** Start **

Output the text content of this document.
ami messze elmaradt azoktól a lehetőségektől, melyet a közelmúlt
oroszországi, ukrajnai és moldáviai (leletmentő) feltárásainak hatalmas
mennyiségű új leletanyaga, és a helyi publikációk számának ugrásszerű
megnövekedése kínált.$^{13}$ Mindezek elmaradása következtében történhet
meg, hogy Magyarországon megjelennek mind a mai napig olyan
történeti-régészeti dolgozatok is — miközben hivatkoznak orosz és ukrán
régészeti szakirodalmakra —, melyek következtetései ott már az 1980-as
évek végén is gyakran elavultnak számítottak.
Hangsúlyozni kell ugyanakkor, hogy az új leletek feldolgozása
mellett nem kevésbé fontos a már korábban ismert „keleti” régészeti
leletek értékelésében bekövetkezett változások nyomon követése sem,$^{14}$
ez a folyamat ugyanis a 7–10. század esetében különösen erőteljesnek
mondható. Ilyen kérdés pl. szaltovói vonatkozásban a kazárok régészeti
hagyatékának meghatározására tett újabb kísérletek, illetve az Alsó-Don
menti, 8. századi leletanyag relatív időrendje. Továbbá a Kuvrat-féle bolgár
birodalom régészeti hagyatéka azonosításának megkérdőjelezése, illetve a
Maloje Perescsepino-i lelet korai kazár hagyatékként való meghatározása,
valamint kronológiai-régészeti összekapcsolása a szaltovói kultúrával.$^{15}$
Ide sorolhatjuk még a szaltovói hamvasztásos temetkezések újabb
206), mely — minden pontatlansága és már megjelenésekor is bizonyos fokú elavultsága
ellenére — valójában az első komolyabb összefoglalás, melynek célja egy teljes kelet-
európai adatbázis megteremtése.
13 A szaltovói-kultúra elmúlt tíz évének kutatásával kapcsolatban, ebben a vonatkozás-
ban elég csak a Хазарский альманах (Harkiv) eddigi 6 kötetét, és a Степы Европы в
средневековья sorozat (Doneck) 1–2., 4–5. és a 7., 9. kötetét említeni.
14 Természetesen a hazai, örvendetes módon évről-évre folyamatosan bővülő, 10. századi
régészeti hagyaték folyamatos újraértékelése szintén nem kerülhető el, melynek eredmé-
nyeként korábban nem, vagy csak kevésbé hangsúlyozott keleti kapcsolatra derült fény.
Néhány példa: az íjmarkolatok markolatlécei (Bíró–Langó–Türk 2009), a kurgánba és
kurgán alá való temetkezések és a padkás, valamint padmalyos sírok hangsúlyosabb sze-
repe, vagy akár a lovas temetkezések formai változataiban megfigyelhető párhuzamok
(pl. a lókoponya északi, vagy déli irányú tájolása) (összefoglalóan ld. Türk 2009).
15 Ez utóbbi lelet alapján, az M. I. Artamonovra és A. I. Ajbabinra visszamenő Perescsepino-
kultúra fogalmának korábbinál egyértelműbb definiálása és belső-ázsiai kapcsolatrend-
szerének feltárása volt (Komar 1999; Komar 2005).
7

** End **

(Job) Select every line where the word "kultúra" occurs.

(Result of the exercise)
13 A szaltovói-kultúra elmúlt tíz évének kutatásával kapcsolatban, ebben a vonatkozás-
kultúra fogalmának korábbinál egyértelműbb definiálása és belső-ázsiai kapcsolatrend-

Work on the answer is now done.